■ **What the task requires**
Scan each line of the records for the word "connectors" and extract the ones that have it.

=== Task inputs ===

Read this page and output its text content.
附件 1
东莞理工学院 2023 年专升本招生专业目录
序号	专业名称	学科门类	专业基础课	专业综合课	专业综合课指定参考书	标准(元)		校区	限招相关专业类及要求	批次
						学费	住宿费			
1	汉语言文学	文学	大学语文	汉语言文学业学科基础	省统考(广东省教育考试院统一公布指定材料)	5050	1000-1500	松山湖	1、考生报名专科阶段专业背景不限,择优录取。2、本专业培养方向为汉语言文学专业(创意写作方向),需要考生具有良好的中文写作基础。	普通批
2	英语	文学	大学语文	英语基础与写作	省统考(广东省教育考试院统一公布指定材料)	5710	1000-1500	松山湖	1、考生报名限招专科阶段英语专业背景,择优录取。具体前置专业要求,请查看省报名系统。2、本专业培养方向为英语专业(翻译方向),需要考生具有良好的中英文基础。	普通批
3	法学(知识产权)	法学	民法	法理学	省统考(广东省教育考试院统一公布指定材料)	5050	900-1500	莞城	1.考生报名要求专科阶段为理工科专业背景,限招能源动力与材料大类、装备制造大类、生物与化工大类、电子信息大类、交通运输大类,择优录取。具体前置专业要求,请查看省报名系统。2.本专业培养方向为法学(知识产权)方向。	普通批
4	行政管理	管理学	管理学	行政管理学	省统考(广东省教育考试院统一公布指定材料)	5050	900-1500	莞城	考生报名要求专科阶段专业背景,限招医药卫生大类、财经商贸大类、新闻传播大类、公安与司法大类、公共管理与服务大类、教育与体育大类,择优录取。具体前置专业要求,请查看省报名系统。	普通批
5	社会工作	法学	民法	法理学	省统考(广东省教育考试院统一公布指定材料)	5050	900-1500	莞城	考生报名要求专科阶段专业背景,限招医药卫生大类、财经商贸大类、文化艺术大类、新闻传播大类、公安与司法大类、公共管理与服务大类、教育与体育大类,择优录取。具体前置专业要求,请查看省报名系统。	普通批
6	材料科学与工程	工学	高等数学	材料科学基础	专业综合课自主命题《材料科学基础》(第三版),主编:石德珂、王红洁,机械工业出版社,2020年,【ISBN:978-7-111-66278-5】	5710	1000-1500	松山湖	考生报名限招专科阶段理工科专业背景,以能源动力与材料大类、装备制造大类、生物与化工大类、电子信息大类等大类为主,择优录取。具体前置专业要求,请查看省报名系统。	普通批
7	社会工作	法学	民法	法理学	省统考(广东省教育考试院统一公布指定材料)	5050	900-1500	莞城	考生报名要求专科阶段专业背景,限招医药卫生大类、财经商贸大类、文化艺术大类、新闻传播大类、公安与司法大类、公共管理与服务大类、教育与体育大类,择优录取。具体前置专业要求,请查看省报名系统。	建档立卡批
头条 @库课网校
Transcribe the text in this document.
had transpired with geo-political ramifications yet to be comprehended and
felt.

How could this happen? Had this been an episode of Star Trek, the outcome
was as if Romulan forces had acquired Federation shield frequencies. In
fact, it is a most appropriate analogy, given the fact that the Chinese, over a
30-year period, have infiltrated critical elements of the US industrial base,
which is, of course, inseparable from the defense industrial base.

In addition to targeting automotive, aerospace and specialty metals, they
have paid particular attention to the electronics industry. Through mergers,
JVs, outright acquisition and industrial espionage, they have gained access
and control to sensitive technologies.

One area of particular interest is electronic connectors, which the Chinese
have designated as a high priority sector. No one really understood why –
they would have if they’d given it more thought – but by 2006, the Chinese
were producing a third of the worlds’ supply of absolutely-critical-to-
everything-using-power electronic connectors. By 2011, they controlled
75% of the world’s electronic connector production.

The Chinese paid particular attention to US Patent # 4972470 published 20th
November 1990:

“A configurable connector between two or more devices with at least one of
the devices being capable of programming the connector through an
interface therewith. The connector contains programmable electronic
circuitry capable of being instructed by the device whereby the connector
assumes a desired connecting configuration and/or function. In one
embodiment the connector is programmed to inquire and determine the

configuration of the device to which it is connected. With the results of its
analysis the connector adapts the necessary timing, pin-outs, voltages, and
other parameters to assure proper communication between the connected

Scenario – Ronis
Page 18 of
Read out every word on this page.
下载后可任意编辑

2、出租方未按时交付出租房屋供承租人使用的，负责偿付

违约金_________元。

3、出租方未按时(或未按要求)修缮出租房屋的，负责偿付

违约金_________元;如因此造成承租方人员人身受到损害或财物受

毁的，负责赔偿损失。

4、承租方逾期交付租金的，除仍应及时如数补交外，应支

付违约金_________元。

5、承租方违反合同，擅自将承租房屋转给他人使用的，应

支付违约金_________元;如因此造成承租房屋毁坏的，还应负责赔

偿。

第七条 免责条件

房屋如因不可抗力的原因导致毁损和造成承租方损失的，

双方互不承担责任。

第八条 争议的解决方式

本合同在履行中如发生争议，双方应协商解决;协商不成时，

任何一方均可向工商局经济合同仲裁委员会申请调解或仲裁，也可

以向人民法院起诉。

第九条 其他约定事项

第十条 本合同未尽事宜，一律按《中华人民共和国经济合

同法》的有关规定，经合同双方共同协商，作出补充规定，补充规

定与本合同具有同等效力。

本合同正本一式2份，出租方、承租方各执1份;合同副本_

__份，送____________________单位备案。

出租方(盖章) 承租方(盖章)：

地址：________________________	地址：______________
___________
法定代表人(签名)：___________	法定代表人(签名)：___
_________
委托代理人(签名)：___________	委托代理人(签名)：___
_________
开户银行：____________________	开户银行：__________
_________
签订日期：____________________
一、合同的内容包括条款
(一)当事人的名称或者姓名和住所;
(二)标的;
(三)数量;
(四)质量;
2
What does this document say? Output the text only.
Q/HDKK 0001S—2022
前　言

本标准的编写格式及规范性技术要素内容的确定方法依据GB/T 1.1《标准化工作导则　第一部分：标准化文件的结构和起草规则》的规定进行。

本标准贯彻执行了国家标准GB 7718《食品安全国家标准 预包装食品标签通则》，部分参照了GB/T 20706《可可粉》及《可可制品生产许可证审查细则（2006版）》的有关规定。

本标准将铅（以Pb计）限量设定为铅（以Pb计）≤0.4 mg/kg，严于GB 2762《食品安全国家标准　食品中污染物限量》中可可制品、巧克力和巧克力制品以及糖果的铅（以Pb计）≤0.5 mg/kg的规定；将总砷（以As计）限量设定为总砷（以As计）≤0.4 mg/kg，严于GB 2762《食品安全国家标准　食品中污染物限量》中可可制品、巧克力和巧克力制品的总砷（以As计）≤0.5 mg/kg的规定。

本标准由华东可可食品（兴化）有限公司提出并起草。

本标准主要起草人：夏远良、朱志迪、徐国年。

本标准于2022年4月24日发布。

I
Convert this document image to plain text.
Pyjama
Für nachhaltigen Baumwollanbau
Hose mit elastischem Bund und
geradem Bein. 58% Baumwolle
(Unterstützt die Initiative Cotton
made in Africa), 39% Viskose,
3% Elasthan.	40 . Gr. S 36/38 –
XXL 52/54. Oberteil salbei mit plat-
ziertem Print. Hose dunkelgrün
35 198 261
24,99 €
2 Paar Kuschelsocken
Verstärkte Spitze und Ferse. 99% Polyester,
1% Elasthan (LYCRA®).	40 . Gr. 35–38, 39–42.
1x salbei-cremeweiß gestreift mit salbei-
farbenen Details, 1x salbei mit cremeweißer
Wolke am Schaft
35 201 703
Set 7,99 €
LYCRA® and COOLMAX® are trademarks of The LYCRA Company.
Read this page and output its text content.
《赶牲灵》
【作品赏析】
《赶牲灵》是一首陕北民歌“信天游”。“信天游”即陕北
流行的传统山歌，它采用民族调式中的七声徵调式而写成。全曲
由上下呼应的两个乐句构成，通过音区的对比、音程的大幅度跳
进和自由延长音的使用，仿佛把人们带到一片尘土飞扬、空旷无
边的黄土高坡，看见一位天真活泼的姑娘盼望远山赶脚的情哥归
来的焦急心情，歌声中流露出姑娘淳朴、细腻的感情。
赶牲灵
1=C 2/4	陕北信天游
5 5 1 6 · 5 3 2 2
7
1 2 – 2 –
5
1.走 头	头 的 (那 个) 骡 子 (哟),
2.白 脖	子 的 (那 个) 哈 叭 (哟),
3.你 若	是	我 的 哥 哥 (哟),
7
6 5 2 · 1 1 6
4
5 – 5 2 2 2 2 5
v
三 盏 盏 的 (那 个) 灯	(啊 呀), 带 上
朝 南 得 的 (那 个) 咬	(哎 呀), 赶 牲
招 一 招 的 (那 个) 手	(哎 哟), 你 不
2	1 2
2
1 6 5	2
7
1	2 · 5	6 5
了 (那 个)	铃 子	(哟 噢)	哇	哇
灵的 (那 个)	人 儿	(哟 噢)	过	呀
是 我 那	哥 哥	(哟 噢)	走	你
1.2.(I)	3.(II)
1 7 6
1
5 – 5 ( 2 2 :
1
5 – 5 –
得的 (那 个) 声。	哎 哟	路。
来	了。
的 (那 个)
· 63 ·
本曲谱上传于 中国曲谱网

===

■ **Response for this exercise**
One area of particular interest is electronic connectors, which the Chinese
everything-using-power electronic connectors. By 2011, they controlled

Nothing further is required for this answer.